_Passage_
________________________________________

Thursday, January 20, 2005

Marketing Abortion, and a dodo Byrd

David Kupelian, managing editor at WorldNetDaily.com, has a lengthy and masterful article on the marketing of abortion. I have posted much on this topic, as the 32nd anniversary of Roe v Wade is two days from today. If this seems like a major topic for me, I recall Francis Schaeffer's statement, "if we will not stand for life, for what will we stand?" Charles Colson in BreakPoint has an article about British Parliament considering a mental capacity bill that would allow third parties to make medical decisions on behalf of someone else. On the heels of the Groningen Protocol, this is troubling, to say the least. There are those who will protest that the intent of such initiatives is misrepresented. I don't think they get it. The point is that abortion, infanticide and euthanasia are all active killing of patients who have committed no crime and are a threat to no one. It makes no difference how advocates of such thinking may appeal to the intensity of the suffering of the patient or the dim prospects for a "future". There is a difference between prolonging death and prolonging life, and there is a difference between accepting death and causing it.



Michelle Malkin reports on Robert Byrd's blockage of the confirmation of Condoleeza Rice. I reproduce her post in its entirety.

________________________________________

_Activity A_
Answer these questions from the blog post on marketing abortion:
(i) Who wrote the article on the marketing of abortion?
(ii) What kind of bill is British Parliament considering, according to Charles Colson?
(iii) Whose blockage of Condoleeza Rice's confirmation does Michelle Malkin report on?
_Activity B_
Write the next part of the blog post on marketing abortion, starting after its last sentence.

Collected data:

________________________________________

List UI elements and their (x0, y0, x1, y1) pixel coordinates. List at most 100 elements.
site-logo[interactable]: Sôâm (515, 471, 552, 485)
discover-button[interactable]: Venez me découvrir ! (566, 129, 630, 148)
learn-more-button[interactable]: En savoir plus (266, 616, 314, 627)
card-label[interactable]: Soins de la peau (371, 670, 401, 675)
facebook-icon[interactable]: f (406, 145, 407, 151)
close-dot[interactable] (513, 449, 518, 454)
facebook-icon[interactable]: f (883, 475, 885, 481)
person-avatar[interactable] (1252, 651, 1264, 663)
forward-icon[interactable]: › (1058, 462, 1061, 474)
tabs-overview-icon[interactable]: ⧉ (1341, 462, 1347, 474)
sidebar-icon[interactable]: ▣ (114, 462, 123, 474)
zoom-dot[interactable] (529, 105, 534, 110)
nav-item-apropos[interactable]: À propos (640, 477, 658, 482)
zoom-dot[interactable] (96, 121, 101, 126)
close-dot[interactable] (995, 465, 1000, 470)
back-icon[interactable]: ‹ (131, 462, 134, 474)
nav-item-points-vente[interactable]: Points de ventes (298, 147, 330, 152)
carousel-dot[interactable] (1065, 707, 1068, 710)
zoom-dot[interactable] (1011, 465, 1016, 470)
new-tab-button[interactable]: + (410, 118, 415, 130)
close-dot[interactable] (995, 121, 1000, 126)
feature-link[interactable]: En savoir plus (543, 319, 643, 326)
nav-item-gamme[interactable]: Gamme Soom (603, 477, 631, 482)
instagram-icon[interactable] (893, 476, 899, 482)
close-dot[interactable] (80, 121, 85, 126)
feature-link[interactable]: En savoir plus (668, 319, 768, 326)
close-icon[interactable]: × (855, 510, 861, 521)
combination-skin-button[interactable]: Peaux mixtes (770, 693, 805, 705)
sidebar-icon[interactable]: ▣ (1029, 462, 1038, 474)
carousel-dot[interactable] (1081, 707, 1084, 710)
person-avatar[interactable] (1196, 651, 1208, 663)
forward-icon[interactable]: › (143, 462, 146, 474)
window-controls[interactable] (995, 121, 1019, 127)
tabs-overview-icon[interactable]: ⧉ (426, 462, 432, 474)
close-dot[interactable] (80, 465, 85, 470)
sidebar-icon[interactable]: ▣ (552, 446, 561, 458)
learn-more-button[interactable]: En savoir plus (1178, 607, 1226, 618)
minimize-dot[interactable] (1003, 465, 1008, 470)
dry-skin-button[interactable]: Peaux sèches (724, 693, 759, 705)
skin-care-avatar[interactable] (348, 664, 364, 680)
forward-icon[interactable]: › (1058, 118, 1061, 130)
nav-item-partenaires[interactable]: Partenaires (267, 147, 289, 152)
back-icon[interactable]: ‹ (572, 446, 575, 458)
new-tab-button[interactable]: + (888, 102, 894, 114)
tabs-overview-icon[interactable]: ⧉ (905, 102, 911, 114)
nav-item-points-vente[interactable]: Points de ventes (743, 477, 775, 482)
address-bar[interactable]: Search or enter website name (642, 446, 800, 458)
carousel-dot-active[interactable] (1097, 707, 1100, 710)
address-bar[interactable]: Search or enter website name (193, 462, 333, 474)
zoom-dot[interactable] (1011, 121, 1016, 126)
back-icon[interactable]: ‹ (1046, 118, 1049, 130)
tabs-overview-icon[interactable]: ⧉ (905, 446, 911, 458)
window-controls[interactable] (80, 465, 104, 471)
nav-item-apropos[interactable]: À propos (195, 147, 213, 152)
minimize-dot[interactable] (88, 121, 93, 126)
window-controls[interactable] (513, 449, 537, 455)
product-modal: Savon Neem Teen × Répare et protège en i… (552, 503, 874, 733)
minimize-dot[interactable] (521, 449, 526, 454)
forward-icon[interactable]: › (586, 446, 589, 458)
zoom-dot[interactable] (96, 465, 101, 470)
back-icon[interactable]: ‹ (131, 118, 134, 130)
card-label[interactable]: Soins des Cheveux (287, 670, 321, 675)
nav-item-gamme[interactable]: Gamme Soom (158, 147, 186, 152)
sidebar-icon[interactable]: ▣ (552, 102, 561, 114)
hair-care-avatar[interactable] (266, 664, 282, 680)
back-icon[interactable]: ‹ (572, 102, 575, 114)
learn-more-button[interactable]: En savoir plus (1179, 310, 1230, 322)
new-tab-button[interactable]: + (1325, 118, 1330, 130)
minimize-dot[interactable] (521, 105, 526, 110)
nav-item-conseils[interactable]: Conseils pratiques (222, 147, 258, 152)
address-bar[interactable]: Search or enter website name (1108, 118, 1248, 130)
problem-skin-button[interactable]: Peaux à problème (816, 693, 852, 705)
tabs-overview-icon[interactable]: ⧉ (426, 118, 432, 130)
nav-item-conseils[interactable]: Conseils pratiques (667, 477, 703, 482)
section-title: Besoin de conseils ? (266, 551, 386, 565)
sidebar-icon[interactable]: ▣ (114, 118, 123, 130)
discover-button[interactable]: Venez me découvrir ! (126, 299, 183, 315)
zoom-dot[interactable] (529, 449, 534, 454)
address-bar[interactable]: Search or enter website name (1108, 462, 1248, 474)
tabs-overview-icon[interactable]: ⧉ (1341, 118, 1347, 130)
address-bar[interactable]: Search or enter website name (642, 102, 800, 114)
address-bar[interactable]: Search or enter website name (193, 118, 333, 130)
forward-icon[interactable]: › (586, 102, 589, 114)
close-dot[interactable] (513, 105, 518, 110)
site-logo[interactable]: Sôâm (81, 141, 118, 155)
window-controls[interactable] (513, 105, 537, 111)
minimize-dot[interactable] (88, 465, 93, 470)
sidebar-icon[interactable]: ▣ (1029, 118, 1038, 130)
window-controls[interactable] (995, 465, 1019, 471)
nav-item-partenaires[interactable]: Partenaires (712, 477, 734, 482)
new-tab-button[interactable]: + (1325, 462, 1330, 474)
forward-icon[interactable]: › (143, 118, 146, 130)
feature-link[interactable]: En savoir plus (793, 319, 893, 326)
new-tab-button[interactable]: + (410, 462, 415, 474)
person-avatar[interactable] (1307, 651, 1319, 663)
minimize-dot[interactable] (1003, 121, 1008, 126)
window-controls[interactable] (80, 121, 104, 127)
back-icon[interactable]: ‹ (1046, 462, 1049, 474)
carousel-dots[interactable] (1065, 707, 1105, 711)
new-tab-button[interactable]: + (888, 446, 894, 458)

________________________________________

_Written answer A_
(i) David Kupelian, managing editor at WorldNetDaily.com
(ii) A mental capacity bill that would allow third parties to make medical decisions on behalf of someone else
(iii) Robert Byrd's

_Written answer B_
"Democratic Sen. Robert "Sheets" Byrd, past recruitment officer for the KKK and former advocate of racial segregation, has announced that he will obstruct the confirmation of the first African-American woman to be nominated to be Secretary of State.
"And if you don't think that's exactly how CBS and the rest of the MSM would have played the story if Byrd were a Republican and Rice a Democratic nominee, I have some genuine Bush National Guard documents to sell you."

My only comment is that I have had no time for Sen. Byrd since he went on national TV a few years ago and stated frankly that then President Clinton had in fact committed impeachable offenses but that it was in the best interest of the country not to pursue the matter. Let's see, committed crime, good for country to look the other way. I guess that makes sense to relativists with an agenda. If the highest ranking official in the land is above the law, what then does law mean? It means what those in power want it to mean.

Which is why political tactics to oppose judicial nominees needs to be resisted. We need judges who will read the constitution and not rewrite it.